(Dataset rows)
·····
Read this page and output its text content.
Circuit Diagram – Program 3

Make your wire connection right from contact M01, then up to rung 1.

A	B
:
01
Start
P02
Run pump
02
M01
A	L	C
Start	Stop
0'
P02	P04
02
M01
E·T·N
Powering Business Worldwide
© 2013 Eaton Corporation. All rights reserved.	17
·····
» **What is being asked**:
Give all the records again. Match them exactly.

» **Problem solution**:
Read this page and output its text content.
Circuit Diagram – Program 3

Make your wire connection right from contact M01, then up to rung 1.

A	B
:
01
Start
P02
Run pump
02
M01
A	L	C
Start	Stop
0'
P02	P04
02
M01
E·T·N
Powering Business Worldwide
© 2013 Eaton Corporation. All rights reserved.	17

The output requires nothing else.